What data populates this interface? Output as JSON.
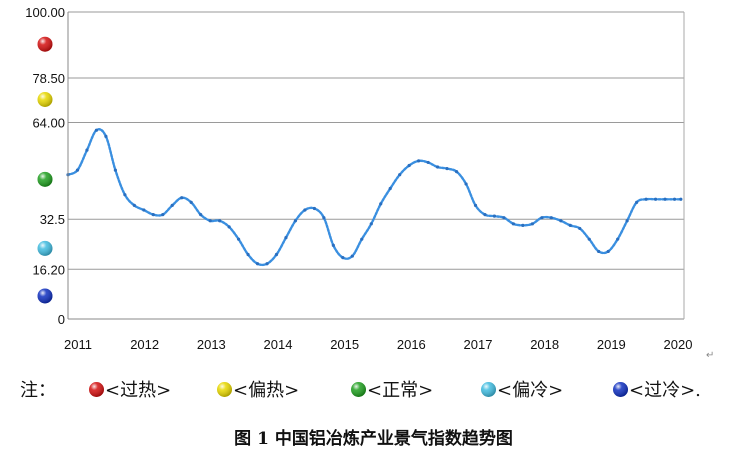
{
  "chart_data": {
    "type": "line",
    "title": "",
    "xlabel": "",
    "ylabel": "",
    "x_ticks": [
      "2011",
      "2012",
      "2013",
      "2014",
      "2015",
      "2016",
      "2017",
      "2018",
      "2019",
      "2020"
    ],
    "y_ticks": [
      {
        "value": 0,
        "label": "0"
      },
      {
        "value": 16.2,
        "label": "16.20"
      },
      {
        "value": 32.5,
        "label": "32.5"
      },
      {
        "value": 64.0,
        "label": "64.00"
      },
      {
        "value": 78.5,
        "label": "78.50"
      },
      {
        "value": 100.0,
        "label": "100.00"
      }
    ],
    "ylim": [
      0,
      100
    ],
    "xlim": [
      2011.0,
      2020.75
    ],
    "grid": true,
    "series": [
      {
        "name": "",
        "color": "#3A8FE0",
        "x": [
          2011.0,
          2011.15,
          2011.3,
          2011.45,
          2011.6,
          2011.75,
          2011.9,
          2012.05,
          2012.2,
          2012.35,
          2012.5,
          2012.65,
          2012.8,
          2012.95,
          2013.1,
          2013.25,
          2013.4,
          2013.55,
          2013.7,
          2013.85,
          2014.0,
          2014.15,
          2014.3,
          2014.45,
          2014.6,
          2014.75,
          2014.9,
          2015.05,
          2015.2,
          2015.35,
          2015.5,
          2015.65,
          2015.8,
          2015.95,
          2016.1,
          2016.25,
          2016.4,
          2016.55,
          2016.7,
          2016.85,
          2017.0,
          2017.15,
          2017.3,
          2017.45,
          2017.6,
          2017.75,
          2017.9,
          2018.05,
          2018.2,
          2018.35,
          2018.5,
          2018.65,
          2018.8,
          2018.95,
          2019.1,
          2019.25,
          2019.4,
          2019.55,
          2019.7,
          2019.85,
          2020.0,
          2020.15,
          2020.3,
          2020.45,
          2020.6,
          2020.7
        ],
        "values": [
          47.0,
          48.5,
          55.0,
          61.5,
          59.5,
          48.5,
          40.5,
          37.0,
          35.5,
          34.0,
          34.0,
          37.0,
          39.5,
          38.0,
          34.0,
          32.0,
          32.0,
          30.0,
          26.0,
          21.0,
          18.0,
          18.0,
          21.0,
          26.5,
          32.0,
          35.5,
          36.0,
          33.0,
          24.0,
          20.0,
          20.5,
          26.0,
          31.0,
          37.5,
          42.5,
          47.0,
          50.0,
          51.5,
          51.0,
          49.5,
          49.0,
          48.0,
          44.0,
          37.0,
          34.0,
          33.5,
          33.0,
          31.0,
          30.5,
          31.0,
          33.0,
          33.0,
          32.0,
          30.5,
          29.5,
          26.0,
          22.0,
          22.0,
          26.0,
          32.0,
          38.0,
          39.0,
          39.0,
          39.0,
          39.0,
          39.0
        ]
      }
    ],
    "markers": [
      {
        "color": "#D41010",
        "y": 89.5
      },
      {
        "color": "#E8D800",
        "y": 71.5
      },
      {
        "color": "#20A020",
        "y": 45.5
      },
      {
        "color": "#40BCE0",
        "y": 23.0
      },
      {
        "color": "#1030C0",
        "y": 7.5
      }
    ]
  },
  "legend": {
    "prefix": "注：",
    "items": [
      {
        "label": "<过热>",
        "color": "#D41010"
      },
      {
        "label": "<偏热>",
        "color": "#E8D800"
      },
      {
        "label": "<正常>",
        "color": "#20A020"
      },
      {
        "label": "<偏冷>",
        "color": "#40BCE0"
      },
      {
        "label": "<过冷>.",
        "color": "#1030C0"
      }
    ]
  },
  "caption": "图 1  中国铝冶炼产业景气指数趋势图"
}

→ **WHAT IS REQUIRED**: From the listing above, pick out each line where the word "color" appears.

→ **FINISHED TASK**:
        "color": "#3A8FE0",
        "color": "#D41010",
        "color": "#E8D800",
        "color": "#20A020",
        "color": "#40BCE0",
        "color": "#1030C0",
        "color": "#D41010"
        "color": "#E8D800"
        "color": "#20A020"
        "color": "#40BCE0"
        "color": "#1030C0"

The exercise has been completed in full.